*WORK TO COMPLETE*
Copy exactly the last part of the entries, starting from the line with "Read all visible content and emit it as JSON." and including the final line.

(Data entries for graphics)
========
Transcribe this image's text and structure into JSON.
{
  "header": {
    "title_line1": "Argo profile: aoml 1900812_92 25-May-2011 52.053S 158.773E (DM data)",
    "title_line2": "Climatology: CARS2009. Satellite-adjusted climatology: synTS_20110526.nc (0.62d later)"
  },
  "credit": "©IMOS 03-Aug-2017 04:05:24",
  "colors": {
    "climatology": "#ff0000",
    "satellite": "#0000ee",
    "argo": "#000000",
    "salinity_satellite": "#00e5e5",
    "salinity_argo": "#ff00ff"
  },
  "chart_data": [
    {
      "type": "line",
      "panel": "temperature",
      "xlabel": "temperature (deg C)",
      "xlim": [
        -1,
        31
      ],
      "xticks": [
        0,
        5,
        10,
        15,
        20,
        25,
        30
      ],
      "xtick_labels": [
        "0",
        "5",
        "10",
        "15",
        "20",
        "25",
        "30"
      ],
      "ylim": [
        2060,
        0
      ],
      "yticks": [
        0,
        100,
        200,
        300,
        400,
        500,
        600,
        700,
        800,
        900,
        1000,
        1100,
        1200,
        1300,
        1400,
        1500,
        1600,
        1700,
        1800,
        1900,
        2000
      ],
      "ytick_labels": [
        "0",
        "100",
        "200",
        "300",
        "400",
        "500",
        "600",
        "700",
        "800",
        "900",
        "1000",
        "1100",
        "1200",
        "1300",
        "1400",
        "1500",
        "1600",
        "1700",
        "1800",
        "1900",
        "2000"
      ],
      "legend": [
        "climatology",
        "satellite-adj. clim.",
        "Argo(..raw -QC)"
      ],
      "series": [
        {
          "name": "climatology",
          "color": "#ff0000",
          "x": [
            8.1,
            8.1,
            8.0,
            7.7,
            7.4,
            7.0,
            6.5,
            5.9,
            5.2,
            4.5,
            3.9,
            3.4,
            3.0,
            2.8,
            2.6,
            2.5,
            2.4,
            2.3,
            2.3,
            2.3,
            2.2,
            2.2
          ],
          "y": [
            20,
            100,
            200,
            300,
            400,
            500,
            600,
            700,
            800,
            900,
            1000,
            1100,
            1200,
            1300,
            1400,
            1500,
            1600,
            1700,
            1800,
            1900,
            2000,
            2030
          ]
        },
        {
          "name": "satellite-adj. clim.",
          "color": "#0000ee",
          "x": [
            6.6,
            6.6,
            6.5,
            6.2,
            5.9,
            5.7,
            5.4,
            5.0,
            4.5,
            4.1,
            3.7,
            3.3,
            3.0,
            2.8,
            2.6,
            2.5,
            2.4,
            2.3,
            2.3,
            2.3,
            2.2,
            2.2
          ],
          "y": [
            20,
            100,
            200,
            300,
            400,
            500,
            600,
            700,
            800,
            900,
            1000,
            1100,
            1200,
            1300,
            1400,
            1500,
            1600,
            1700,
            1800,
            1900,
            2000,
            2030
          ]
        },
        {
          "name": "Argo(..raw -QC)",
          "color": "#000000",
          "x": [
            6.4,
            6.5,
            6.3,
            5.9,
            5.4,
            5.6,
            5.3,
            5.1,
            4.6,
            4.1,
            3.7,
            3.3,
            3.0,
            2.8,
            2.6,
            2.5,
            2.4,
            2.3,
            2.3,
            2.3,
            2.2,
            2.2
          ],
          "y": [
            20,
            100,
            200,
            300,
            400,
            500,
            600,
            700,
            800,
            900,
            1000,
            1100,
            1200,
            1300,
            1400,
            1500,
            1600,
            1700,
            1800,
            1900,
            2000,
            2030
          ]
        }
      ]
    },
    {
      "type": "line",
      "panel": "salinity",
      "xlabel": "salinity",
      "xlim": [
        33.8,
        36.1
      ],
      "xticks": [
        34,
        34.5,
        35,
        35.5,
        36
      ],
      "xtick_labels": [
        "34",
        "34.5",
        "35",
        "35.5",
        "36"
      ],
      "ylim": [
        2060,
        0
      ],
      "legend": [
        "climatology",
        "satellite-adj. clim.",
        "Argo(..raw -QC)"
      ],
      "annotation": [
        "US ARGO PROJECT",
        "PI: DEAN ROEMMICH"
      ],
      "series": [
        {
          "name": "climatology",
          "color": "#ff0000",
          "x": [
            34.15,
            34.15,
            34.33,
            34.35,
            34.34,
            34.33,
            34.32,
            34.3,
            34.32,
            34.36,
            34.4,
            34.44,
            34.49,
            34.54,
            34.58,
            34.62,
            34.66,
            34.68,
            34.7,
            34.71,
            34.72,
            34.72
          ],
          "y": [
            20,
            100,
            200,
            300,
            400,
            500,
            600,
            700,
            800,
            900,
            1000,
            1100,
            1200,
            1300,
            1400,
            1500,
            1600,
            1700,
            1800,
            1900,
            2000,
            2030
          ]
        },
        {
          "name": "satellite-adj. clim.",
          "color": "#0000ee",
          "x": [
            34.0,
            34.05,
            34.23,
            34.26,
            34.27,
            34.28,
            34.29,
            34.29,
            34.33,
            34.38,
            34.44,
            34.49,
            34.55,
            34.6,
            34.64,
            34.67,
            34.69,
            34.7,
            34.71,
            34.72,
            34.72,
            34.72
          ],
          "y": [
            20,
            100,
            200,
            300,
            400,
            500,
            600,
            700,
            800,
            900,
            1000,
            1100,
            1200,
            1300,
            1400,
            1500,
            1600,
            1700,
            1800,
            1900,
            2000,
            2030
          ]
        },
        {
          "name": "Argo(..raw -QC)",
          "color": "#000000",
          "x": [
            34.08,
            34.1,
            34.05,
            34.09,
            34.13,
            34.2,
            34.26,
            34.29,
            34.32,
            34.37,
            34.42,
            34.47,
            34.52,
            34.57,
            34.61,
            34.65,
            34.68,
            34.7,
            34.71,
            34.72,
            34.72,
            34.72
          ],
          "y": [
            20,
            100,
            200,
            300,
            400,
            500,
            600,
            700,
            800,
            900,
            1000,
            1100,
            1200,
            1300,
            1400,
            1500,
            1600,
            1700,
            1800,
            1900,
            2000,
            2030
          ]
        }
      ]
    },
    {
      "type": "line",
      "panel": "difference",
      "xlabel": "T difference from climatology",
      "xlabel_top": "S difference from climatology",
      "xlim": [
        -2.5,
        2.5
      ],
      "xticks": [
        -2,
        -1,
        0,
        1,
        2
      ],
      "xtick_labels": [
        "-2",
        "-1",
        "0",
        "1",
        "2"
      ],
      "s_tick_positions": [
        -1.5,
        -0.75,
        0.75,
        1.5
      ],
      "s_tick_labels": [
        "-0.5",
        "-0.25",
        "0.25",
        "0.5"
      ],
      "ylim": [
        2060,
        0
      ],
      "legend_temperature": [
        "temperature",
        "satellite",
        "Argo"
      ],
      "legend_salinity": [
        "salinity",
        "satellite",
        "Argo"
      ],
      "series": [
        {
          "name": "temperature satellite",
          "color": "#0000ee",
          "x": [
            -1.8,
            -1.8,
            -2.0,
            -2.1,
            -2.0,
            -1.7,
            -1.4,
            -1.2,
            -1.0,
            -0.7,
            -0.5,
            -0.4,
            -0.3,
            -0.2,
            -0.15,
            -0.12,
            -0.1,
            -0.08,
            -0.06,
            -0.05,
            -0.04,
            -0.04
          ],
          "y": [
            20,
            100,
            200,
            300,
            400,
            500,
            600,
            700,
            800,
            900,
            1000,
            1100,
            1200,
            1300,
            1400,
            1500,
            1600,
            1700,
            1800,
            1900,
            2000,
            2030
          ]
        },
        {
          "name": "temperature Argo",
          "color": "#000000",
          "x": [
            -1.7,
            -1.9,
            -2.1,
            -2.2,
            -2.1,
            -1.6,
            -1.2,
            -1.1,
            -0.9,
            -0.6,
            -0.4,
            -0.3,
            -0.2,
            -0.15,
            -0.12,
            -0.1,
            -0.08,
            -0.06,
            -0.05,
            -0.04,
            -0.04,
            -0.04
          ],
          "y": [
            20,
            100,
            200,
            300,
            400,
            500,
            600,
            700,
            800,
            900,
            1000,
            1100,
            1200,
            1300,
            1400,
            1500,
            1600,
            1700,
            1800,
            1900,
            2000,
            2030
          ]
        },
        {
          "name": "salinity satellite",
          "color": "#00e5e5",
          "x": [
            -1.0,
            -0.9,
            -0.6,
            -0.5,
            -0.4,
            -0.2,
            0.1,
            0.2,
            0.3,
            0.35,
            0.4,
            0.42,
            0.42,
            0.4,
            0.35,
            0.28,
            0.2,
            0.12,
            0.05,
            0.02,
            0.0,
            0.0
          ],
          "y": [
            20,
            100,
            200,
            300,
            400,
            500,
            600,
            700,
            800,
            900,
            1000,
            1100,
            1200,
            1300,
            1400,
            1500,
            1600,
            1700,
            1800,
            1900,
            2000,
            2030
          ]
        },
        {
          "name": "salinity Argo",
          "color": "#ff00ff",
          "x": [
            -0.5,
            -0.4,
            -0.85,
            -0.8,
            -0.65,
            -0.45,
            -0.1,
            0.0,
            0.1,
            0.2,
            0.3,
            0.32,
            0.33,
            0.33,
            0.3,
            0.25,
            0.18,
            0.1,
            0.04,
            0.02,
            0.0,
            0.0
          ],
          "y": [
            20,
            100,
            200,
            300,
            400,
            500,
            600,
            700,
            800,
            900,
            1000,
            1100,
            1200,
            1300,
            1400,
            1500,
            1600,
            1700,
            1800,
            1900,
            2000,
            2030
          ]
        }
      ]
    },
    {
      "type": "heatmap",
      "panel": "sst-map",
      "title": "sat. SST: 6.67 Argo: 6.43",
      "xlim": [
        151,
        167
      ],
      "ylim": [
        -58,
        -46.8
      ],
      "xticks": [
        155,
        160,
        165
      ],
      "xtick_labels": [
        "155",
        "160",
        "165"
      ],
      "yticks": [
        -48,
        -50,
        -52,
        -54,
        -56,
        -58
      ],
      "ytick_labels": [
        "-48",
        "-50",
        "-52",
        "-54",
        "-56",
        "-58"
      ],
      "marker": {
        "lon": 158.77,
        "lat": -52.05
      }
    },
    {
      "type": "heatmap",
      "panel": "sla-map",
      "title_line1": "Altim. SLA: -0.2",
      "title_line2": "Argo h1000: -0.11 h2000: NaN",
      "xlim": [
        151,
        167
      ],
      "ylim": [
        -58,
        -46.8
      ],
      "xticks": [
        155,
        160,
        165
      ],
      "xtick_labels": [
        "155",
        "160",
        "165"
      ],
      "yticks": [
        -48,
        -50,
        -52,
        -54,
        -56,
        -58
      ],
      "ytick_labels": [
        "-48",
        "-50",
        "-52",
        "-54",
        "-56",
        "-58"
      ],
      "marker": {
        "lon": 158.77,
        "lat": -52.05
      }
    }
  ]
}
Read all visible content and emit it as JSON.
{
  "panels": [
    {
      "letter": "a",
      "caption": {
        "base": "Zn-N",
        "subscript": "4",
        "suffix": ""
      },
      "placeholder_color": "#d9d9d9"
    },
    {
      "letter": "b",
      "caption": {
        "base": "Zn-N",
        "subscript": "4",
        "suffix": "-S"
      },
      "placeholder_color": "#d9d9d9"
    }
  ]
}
========
*SOLUTION*
Read all visible content and emit it as JSON.
{
  "panels": [
    {
      "letter": "a",
      "caption": {
        "base": "Zn-N",
        "subscript": "4",
        "suffix": ""
      },
      "placeholder_color": "#d9d9d9"
    },
    {
      "letter": "b",
      "caption": {
        "base": "Zn-N",
        "subscript": "4",
        "suffix": "-S"
      },
      "placeholder_color": "#d9d9d9"
    }
  ]
}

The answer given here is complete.